--- Rows ---

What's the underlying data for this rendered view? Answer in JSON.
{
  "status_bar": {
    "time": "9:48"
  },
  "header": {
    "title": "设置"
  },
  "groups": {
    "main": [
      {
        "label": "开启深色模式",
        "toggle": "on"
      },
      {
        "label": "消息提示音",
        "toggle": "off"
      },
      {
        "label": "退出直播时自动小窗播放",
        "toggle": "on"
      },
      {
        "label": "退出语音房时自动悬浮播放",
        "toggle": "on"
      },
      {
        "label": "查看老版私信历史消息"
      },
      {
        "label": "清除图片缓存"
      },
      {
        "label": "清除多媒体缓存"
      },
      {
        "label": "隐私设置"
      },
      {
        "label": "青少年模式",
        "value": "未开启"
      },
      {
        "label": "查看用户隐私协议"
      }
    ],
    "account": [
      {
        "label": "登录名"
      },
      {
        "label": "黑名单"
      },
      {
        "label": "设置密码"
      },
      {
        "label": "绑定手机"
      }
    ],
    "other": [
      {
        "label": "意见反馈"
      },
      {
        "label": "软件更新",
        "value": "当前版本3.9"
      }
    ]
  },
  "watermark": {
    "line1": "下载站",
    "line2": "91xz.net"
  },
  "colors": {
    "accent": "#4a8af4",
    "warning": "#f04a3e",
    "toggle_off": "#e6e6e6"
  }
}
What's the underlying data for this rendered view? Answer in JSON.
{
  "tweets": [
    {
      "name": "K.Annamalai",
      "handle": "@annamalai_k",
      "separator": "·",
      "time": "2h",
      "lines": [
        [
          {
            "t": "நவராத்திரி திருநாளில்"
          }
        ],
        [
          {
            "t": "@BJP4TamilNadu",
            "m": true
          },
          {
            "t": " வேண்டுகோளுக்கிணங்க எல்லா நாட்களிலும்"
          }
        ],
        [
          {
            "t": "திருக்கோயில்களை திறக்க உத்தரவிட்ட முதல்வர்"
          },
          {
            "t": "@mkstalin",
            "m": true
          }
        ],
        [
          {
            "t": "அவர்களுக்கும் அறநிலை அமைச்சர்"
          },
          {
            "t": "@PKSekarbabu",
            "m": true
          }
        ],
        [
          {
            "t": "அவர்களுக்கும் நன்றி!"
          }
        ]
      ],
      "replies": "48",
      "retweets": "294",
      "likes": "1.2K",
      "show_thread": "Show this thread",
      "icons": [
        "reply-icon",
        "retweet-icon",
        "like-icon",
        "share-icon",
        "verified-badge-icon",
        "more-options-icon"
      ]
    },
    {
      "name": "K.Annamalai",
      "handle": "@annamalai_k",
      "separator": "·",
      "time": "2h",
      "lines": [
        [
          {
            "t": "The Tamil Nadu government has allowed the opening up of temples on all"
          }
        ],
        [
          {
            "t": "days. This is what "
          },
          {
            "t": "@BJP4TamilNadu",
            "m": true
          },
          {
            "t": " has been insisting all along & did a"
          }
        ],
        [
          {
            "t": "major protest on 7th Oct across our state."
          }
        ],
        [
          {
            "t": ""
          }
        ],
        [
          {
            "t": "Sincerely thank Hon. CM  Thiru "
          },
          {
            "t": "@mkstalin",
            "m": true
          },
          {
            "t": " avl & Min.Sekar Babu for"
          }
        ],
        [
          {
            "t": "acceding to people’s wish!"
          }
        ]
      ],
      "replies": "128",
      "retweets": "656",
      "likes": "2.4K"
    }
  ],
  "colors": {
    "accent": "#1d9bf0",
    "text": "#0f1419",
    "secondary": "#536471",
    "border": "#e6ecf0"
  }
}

---

### Stated exercise
Hand back the material above in full, exactly as written.

### Answer to the exercise
What's the underlying data for this rendered view? Answer in JSON.
{
  "status_bar": {
    "time": "9:48"
  },
  "header": {
    "title": "设置"
  },
  "groups": {
    "main": [
      {
        "label": "开启深色模式",
        "toggle": "on"
      },
      {
        "label": "消息提示音",
        "toggle": "off"
      },
      {
        "label": "退出直播时自动小窗播放",
        "toggle": "on"
      },
      {
        "label": "退出语音房时自动悬浮播放",
        "toggle": "on"
      },
      {
        "label": "查看老版私信历史消息"
      },
      {
        "label": "清除图片缓存"
      },
      {
        "label": "清除多媒体缓存"
      },
      {
        "label": "隐私设置"
      },
      {
        "label": "青少年模式",
        "value": "未开启"
      },
      {
        "label": "查看用户隐私协议"
      }
    ],
    "account": [
      {
        "label": "登录名"
      },
      {
        "label": "黑名单"
      },
      {
        "label": "设置密码"
      },
      {
        "label": "绑定手机"
      }
    ],
    "other": [
      {
        "label": "意见反馈"
      },
      {
        "label": "软件更新",
        "value": "当前版本3.9"
      }
    ]
  },
  "watermark": {
    "line1": "下载站",
    "line2": "91xz.net"
  },
  "colors": {
    "accent": "#4a8af4",
    "warning": "#f04a3e",
    "toggle_off": "#e6e6e6"
  }
}
What's the underlying data for this rendered view? Answer in JSON.
{
  "tweets": [
    {
      "name": "K.Annamalai",
      "handle": "@annamalai_k",
      "separator": "·",
      "time": "2h",
      "lines": [
        [
          {
            "t": "நவராத்திரி திருநாளில்"
          }
        ],
        [
          {
            "t": "@BJP4TamilNadu",
            "m": true
          },
          {
            "t": " வேண்டுகோளுக்கிணங்க எல்லா நாட்களிலும்"
          }
        ],
        [
          {
            "t": "திருக்கோயில்களை திறக்க உத்தரவிட்ட முதல்வர்"
          },
          {
            "t": "@mkstalin",
            "m": true
          }
        ],
        [
          {
            "t": "அவர்களுக்கும் அறநிலை அமைச்சர்"
          },
          {
            "t": "@PKSekarbabu",
            "m": true
          }
        ],
        [
          {
            "t": "அவர்களுக்கும் நன்றி!"
          }
        ]
      ],
      "replies": "48",
      "retweets": "294",
      "likes": "1.2K",
      "show_thread": "Show this thread",
      "icons": [
        "reply-icon",
        "retweet-icon",
        "like-icon",
        "share-icon",
        "verified-badge-icon",
        "more-options-icon"
      ]
    },
    {
      "name": "K.Annamalai",
      "handle": "@annamalai_k",
      "separator": "·",
      "time": "2h",
      "lines": [
        [
          {
            "t": "The Tamil Nadu government has allowed the opening up of temples on all"
          }
        ],
        [
          {
            "t": "days. This is what "
          },
          {
            "t": "@BJP4TamilNadu",
            "m": true
          },
          {
            "t": " has been insisting all along & did a"
          }
        ],
        [
          {
            "t": "major protest on 7th Oct across our state."
          }
        ],
        [
          {
            "t": ""
          }
        ],
        [
          {
            "t": "Sincerely thank Hon. CM  Thiru "
          },
          {
            "t": "@mkstalin",
            "m": true
          },
          {
            "t": " avl & Min.Sekar Babu for"
          }
        ],
        [
          {
            "t": "acceding to people’s wish!"
          }
        ]
      ],
      "replies": "128",
      "retweets": "656",
      "likes": "2.4K"
    }
  ],
  "colors": {
    "accent": "#1d9bf0",
    "text": "#0f1419",
    "secondary": "#536471",
    "border": "#e6ecf0"
  }
}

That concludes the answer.